What you should do: Reading the listing below, count the lines that contain the word "целевая" and give that count alone.

(Records contained in a dataset)
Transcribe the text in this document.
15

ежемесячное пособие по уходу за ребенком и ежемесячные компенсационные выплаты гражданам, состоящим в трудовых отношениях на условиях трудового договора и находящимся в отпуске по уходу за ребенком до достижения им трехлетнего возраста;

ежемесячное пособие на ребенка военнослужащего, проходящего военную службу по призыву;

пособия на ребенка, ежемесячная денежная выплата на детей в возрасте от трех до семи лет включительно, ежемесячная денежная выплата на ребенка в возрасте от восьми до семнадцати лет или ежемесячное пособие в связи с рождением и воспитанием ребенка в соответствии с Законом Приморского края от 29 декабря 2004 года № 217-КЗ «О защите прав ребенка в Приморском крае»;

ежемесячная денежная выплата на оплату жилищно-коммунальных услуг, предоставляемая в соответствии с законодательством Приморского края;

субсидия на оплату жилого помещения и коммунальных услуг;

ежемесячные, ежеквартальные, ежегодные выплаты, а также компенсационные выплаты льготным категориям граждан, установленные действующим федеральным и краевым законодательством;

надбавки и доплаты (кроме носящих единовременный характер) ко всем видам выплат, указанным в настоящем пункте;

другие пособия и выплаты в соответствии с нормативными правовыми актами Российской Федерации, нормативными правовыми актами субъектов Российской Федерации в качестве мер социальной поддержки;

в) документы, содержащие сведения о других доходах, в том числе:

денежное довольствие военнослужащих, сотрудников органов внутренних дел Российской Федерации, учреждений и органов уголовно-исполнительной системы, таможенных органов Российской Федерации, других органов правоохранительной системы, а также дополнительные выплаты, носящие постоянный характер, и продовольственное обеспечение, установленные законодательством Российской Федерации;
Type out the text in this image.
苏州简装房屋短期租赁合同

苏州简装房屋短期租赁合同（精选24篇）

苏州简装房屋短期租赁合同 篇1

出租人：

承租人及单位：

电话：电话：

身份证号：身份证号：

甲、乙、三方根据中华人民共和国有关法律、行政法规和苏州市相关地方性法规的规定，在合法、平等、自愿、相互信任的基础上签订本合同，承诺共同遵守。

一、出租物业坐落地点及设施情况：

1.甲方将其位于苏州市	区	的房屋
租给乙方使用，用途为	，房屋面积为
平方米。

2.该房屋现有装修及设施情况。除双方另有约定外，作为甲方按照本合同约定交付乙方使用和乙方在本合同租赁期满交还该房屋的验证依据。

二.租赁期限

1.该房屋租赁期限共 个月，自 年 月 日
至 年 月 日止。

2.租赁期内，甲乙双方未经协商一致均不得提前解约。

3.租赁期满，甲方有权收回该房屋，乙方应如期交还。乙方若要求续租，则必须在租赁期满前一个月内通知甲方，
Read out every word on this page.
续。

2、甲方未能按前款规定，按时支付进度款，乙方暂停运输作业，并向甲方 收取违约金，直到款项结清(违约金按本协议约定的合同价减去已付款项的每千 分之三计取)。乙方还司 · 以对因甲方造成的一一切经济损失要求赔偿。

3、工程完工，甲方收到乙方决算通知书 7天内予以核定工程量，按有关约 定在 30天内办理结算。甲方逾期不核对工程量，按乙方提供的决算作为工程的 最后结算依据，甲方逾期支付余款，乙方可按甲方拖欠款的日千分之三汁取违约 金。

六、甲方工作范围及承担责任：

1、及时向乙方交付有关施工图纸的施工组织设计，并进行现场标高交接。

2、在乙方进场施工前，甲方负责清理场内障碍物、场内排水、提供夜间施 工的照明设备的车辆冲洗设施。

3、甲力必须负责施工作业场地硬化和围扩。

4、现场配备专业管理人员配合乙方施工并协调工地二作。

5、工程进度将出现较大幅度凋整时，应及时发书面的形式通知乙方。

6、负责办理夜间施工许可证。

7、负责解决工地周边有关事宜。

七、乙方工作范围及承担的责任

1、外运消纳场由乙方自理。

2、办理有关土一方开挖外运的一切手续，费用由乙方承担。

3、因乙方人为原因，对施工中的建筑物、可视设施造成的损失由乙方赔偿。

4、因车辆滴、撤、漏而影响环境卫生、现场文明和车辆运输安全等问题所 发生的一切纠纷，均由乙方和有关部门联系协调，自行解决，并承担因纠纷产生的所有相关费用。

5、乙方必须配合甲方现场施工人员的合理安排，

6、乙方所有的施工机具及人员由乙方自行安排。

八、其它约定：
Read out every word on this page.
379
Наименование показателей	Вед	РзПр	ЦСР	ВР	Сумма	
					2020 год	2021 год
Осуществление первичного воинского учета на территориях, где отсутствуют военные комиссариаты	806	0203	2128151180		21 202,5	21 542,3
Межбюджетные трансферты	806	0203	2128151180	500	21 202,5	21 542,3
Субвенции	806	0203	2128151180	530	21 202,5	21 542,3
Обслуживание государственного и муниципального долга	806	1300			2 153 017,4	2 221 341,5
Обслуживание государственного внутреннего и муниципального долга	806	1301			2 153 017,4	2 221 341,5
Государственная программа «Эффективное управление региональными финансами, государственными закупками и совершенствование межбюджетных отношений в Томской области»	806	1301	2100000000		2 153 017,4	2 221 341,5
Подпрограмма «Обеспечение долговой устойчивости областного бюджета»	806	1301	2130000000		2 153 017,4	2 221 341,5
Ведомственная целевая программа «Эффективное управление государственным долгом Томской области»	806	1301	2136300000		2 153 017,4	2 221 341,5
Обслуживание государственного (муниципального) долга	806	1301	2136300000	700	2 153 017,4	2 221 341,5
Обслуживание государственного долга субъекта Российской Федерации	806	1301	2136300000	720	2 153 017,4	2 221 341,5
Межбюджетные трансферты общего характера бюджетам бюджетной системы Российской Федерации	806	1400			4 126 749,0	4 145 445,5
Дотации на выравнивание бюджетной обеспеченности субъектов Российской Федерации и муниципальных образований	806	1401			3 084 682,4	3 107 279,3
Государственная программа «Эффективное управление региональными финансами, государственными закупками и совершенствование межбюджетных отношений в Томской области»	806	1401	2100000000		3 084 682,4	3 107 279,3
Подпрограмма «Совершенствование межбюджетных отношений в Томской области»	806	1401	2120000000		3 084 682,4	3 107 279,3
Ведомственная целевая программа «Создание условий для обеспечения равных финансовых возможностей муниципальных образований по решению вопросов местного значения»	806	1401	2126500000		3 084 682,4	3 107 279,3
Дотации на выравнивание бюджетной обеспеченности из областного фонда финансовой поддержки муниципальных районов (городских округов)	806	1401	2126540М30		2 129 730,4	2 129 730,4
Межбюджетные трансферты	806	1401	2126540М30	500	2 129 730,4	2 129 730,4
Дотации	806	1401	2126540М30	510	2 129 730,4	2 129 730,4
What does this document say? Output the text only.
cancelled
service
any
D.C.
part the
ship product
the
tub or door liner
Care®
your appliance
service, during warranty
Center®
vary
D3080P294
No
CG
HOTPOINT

Response to this exercise: 2